### Description of the task
Reproduce the following lines verbatim.

### Items listed in a dataset
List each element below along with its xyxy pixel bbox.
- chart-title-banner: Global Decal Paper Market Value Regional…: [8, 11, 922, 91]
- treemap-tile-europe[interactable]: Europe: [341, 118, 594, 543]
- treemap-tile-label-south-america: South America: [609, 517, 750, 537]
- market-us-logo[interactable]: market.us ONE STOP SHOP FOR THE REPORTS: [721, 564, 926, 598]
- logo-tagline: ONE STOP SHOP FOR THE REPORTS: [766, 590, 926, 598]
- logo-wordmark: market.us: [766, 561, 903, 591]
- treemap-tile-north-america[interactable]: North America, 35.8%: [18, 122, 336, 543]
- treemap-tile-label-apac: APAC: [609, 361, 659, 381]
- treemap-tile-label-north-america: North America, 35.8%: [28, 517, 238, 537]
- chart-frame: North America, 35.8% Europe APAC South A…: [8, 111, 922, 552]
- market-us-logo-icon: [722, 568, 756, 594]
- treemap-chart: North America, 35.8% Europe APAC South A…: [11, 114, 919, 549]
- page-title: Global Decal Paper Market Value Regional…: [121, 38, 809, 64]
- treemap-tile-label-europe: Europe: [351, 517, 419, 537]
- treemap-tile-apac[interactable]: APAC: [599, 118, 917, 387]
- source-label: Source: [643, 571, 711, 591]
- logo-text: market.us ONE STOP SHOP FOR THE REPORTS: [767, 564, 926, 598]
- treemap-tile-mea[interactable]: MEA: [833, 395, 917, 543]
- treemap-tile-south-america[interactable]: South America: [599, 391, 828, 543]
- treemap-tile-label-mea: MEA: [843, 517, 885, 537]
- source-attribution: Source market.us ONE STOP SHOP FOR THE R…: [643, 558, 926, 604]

### Final result
List each element below along with its xyxy pixel bbox.
- chart-title-banner: Global Decal Paper Market Value Regional…: [8, 11, 922, 91]
- treemap-tile-europe[interactable]: Europe: [341, 118, 594, 543]
- treemap-tile-label-south-america: South America: [609, 517, 750, 537]
- market-us-logo[interactable]: market.us ONE STOP SHOP FOR THE REPORTS: [721, 564, 926, 598]
- logo-tagline: ONE STOP SHOP FOR THE REPORTS: [766, 590, 926, 598]
- logo-wordmark: market.us: [766, 561, 903, 591]
- treemap-tile-north-america[interactable]: North America, 35.8%: [18, 122, 336, 543]
- treemap-tile-label-apac: APAC: [609, 361, 659, 381]
- treemap-tile-label-north-america: North America, 35.8%: [28, 517, 238, 537]
- chart-frame: North America, 35.8% Europe APAC South A…: [8, 111, 922, 552]
- market-us-logo-icon: [722, 568, 756, 594]
- treemap-chart: North America, 35.8% Europe APAC South A…: [11, 114, 919, 549]
- page-title: Global Decal Paper Market Value Regional…: [121, 38, 809, 64]
- treemap-tile-label-europe: Europe: [351, 517, 419, 537]
- treemap-tile-apac[interactable]: APAC: [599, 118, 917, 387]
- source-label: Source: [643, 571, 711, 591]
- logo-text: market.us ONE STOP SHOP FOR THE REPORTS: [767, 564, 926, 598]
- treemap-tile-mea[interactable]: MEA: [833, 395, 917, 543]
- treemap-tile-south-america[interactable]: South America: [599, 391, 828, 543]
- treemap-tile-label-mea: MEA: [843, 517, 885, 537]
- source-attribution: Source market.us ONE STOP SHOP FOR THE R…: [643, 558, 926, 604]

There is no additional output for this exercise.